**GOAL**
Copy all lines that contain the word "JSON".

**PROVIDED INFORMATION**
+ + + +
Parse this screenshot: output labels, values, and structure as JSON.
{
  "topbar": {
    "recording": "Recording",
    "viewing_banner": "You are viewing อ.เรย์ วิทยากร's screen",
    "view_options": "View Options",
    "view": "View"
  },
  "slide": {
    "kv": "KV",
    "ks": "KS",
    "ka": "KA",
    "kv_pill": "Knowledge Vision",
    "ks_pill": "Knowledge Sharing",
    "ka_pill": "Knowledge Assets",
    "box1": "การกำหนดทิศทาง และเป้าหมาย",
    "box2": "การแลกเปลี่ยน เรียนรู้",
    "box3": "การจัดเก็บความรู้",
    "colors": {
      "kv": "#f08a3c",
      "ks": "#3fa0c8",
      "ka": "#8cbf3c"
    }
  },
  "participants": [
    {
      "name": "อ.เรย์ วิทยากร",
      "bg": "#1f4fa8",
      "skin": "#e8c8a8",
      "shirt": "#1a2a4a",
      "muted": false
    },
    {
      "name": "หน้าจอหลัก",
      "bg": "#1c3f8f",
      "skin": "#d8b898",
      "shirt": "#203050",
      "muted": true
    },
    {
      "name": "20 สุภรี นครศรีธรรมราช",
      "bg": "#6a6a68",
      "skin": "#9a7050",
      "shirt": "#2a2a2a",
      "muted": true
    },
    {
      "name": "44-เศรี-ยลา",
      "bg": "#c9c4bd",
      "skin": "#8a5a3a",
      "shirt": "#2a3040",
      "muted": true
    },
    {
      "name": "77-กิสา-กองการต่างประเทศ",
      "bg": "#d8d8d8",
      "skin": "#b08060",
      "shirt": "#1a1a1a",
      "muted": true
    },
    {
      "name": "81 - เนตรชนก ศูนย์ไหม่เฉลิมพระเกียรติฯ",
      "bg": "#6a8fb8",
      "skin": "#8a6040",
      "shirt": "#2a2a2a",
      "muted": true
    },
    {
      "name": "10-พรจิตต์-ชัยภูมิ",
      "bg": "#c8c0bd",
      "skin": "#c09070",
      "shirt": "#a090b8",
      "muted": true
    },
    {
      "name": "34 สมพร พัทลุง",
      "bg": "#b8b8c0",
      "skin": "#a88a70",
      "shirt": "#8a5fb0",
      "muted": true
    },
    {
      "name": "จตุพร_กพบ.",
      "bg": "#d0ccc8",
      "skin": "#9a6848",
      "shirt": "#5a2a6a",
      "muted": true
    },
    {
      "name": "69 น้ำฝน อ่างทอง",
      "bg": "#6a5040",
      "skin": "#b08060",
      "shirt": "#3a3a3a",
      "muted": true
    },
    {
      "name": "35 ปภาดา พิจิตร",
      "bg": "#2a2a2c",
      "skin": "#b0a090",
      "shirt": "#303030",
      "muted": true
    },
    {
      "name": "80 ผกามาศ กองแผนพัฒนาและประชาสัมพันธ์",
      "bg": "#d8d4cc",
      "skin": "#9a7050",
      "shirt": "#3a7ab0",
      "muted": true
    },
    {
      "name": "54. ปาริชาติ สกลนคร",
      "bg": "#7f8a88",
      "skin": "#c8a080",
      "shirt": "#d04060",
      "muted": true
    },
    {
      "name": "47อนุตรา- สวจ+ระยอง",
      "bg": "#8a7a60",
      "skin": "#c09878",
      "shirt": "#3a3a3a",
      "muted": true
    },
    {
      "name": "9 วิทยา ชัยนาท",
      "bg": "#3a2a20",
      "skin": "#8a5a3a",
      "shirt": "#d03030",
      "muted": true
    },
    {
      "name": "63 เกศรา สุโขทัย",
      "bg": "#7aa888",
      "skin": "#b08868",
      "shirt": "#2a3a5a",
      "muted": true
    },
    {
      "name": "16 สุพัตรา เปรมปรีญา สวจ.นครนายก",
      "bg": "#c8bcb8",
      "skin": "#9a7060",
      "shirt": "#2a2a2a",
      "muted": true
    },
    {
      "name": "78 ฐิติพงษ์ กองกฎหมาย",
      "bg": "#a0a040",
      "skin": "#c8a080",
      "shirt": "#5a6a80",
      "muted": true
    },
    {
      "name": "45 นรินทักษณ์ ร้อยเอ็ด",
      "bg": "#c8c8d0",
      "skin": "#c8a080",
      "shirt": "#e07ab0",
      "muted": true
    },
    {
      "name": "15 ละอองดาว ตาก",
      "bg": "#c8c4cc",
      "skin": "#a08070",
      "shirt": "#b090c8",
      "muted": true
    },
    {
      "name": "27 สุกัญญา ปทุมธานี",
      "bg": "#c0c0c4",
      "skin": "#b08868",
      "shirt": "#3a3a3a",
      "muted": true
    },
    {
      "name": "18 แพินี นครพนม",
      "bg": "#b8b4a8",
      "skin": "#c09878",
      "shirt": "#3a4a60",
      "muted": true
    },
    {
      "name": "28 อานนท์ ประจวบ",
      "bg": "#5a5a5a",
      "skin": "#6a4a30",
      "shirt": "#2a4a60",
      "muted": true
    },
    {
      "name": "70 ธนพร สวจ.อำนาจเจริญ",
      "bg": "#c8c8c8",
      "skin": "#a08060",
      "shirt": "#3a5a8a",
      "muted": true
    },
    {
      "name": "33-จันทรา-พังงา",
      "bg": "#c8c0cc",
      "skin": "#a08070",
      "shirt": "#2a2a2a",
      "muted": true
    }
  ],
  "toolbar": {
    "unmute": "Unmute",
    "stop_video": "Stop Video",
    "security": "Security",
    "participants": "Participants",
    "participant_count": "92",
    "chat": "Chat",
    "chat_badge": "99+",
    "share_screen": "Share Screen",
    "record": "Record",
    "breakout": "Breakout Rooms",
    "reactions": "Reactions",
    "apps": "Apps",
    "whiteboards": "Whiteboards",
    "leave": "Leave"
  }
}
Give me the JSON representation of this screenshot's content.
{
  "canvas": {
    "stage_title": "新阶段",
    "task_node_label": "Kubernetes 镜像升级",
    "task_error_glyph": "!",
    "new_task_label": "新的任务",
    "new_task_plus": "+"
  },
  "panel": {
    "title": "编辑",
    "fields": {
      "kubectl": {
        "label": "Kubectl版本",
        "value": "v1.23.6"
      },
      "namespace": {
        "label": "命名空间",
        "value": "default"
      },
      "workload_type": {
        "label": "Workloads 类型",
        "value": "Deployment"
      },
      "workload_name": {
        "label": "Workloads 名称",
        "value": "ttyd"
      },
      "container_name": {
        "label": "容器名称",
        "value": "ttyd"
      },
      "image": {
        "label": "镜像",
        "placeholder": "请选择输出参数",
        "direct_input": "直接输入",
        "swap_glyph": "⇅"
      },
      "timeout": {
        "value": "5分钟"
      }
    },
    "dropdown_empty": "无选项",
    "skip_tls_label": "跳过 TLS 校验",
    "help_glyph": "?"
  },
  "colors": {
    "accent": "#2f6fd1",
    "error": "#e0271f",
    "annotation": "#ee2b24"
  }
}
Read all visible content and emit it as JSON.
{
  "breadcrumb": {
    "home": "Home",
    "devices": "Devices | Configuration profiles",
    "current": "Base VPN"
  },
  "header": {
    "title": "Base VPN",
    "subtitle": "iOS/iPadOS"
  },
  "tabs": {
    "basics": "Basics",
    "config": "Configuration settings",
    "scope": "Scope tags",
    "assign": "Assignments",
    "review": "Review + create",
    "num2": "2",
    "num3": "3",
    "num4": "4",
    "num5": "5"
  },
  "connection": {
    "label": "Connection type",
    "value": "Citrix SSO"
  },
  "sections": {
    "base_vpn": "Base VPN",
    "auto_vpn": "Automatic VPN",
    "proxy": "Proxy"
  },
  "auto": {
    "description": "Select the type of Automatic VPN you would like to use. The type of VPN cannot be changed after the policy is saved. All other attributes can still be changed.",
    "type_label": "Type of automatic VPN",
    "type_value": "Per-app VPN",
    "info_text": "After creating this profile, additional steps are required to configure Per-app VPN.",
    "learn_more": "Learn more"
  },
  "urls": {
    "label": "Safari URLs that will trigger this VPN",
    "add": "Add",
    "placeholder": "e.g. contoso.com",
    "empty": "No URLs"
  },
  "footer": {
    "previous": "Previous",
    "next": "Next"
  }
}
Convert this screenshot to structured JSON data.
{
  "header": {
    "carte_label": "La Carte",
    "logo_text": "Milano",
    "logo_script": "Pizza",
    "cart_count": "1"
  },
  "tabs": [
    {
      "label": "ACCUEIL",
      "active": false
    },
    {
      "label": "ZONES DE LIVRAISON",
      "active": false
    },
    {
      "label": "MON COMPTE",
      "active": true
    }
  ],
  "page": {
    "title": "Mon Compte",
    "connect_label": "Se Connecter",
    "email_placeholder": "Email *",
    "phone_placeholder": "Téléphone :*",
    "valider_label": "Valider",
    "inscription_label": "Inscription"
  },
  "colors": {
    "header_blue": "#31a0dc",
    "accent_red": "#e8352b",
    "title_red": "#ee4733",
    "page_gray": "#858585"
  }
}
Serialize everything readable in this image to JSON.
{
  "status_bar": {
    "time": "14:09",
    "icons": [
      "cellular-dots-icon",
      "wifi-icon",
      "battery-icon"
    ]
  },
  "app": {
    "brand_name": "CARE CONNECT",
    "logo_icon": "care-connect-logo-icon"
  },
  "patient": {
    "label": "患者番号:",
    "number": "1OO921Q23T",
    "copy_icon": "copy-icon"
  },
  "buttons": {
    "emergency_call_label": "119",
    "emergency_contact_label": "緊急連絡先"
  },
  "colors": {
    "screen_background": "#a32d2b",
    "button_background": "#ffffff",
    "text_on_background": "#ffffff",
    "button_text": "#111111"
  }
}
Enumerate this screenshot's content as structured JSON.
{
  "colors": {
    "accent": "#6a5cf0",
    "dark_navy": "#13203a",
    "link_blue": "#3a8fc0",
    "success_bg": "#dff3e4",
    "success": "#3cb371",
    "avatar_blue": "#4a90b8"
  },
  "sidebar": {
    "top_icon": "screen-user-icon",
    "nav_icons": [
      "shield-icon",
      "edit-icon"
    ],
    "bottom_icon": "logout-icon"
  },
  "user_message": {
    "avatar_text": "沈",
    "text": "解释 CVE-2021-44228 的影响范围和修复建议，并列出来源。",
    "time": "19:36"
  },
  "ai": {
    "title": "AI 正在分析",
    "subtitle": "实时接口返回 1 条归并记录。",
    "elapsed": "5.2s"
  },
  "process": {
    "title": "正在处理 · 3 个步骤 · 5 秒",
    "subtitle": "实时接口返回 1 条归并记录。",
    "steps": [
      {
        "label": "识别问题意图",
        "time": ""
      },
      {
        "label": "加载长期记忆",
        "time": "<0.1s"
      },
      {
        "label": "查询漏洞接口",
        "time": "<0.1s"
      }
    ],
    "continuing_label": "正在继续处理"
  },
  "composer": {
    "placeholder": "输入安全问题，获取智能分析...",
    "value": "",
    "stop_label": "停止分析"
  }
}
+ + + +
**OUTPUT BELOW**
Parse this screenshot: output labels, values, and structure as JSON.
Give me the JSON representation of this screenshot's content.
Read all visible content and emit it as JSON.
Convert this screenshot to structured JSON data.
Serialize everything readable in this image to JSON.
Enumerate this screenshot's content as structured JSON.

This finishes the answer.